- _Task statement_
Pull out every line below that contains the word "values".

-------- Given records

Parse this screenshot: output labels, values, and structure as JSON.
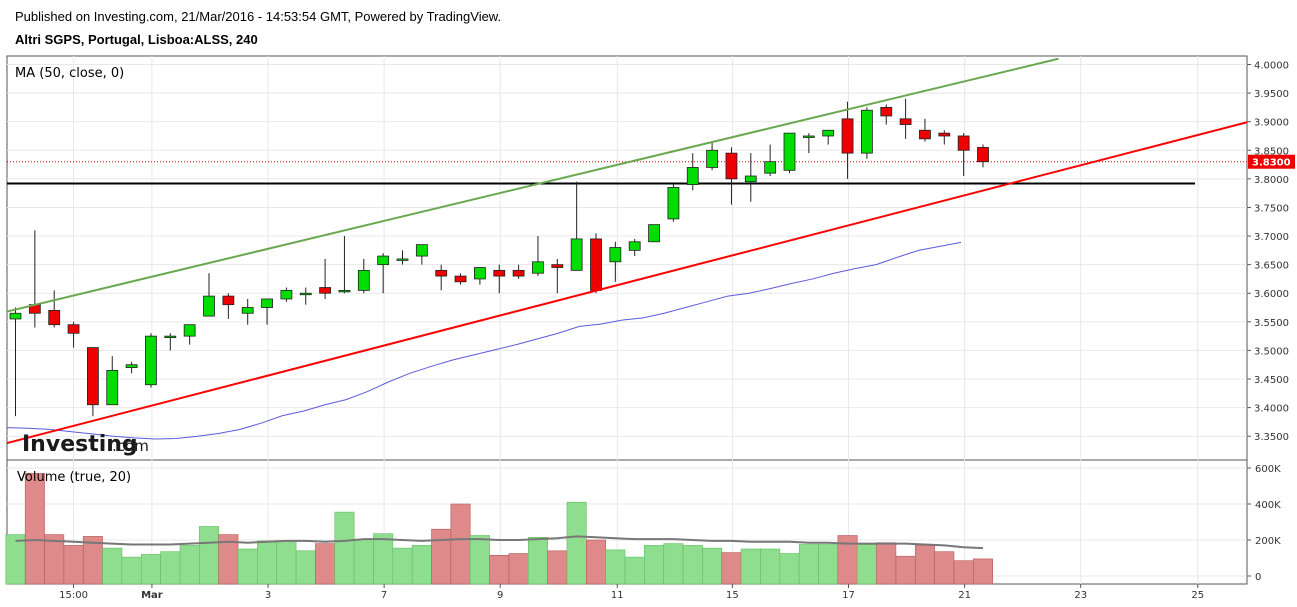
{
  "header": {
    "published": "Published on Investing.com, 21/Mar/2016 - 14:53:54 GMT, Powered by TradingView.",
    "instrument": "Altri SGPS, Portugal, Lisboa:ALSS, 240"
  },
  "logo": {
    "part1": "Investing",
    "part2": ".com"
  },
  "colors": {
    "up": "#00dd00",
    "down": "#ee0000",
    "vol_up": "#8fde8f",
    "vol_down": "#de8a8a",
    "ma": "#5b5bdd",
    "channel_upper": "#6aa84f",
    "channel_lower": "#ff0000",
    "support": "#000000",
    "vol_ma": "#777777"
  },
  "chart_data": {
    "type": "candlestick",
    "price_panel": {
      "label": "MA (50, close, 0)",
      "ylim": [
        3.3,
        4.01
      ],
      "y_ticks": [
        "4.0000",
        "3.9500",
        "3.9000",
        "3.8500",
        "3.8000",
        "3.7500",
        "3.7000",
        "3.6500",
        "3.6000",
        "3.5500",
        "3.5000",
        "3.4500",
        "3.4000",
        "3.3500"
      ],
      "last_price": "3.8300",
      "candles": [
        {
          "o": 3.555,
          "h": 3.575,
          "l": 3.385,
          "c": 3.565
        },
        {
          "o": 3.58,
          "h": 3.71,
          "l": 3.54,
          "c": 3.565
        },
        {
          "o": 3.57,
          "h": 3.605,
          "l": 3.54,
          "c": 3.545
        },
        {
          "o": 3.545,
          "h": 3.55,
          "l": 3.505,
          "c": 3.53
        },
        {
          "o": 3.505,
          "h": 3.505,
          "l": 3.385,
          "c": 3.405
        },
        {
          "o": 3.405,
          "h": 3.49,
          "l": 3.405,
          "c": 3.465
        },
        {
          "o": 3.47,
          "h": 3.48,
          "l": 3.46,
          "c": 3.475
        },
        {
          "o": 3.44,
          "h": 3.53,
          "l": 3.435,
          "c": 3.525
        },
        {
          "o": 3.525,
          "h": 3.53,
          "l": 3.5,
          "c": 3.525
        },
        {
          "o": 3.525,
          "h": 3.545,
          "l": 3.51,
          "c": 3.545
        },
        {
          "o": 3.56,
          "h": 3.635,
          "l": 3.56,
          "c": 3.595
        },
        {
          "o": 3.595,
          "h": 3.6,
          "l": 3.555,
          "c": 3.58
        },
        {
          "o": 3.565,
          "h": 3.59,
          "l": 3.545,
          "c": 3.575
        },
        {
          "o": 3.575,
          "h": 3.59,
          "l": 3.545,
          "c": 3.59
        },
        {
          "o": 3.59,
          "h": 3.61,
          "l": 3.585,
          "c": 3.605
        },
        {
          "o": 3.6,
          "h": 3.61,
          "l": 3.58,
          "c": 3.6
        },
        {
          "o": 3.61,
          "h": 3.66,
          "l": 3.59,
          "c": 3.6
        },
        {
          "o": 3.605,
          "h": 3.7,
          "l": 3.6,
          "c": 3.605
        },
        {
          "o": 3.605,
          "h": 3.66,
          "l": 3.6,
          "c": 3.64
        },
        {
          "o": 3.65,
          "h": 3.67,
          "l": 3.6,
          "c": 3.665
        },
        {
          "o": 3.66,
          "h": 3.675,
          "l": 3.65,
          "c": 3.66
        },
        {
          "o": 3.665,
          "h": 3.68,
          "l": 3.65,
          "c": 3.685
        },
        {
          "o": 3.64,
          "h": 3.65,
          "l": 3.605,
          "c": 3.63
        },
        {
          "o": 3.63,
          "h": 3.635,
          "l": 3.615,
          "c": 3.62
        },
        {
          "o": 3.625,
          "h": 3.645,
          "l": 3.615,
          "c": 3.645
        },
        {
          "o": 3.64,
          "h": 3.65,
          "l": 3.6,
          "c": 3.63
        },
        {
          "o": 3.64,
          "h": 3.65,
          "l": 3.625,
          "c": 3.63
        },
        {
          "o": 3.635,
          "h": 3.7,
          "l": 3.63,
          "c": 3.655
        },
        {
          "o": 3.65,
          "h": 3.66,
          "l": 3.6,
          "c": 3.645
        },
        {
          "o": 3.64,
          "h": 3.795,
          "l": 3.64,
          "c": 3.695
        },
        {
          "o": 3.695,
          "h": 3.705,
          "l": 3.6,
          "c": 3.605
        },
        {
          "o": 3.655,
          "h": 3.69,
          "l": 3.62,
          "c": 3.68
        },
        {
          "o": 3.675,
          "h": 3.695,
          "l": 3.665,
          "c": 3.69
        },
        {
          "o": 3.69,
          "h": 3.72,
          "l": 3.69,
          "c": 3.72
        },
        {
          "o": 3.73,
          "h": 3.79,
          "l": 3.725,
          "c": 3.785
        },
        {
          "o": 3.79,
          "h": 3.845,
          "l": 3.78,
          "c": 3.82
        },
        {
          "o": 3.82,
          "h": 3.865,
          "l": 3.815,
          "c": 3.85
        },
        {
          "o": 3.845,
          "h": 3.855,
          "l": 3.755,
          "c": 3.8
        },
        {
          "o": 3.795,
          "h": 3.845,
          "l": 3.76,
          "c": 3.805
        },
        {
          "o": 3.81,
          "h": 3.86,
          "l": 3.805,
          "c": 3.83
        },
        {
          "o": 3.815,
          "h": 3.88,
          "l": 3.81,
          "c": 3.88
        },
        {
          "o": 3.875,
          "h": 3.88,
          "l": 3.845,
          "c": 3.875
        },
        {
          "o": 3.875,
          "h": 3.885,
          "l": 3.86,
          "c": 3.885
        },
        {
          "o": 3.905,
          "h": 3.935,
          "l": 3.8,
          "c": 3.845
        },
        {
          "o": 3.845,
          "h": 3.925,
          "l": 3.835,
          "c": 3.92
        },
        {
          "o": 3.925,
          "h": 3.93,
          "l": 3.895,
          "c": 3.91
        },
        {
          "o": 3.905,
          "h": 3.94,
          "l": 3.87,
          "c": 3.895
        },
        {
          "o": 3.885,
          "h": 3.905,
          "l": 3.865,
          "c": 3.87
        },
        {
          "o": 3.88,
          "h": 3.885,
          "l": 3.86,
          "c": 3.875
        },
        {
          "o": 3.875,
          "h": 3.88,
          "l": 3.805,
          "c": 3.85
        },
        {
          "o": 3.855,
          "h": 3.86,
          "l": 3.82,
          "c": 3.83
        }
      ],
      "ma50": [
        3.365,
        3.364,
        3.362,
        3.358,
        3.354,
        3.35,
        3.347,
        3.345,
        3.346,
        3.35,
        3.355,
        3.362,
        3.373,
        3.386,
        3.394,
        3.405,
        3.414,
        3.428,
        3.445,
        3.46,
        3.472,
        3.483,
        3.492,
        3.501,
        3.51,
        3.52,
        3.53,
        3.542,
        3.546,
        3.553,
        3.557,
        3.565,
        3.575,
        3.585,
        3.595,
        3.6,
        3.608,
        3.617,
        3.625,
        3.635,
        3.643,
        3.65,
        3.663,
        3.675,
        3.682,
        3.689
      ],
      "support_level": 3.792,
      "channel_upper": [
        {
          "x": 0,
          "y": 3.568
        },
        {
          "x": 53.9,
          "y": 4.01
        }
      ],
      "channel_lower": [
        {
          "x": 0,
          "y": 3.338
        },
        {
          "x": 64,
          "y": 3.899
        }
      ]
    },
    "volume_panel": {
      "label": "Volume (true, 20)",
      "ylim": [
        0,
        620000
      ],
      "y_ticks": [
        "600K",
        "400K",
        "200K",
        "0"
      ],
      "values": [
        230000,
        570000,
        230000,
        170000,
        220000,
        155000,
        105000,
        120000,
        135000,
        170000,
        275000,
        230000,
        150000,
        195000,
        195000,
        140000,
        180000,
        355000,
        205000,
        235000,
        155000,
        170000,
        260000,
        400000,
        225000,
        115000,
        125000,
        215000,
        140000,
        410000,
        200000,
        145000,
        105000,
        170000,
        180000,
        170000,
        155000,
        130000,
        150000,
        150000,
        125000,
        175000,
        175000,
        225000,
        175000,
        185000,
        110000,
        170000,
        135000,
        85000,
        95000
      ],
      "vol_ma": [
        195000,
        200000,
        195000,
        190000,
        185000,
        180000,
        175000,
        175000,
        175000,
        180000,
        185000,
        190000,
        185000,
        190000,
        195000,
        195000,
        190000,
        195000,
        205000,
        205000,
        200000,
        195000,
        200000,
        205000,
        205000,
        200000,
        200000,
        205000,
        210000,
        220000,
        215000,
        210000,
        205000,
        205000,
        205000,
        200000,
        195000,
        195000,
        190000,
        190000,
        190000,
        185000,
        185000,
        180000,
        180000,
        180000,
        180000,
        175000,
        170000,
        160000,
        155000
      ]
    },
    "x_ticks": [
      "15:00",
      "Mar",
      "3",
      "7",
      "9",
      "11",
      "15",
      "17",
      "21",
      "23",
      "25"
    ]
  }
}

----------------

- _Complete output_
Parse this screenshot: output labels, values, and structure as JSON.
      "values": [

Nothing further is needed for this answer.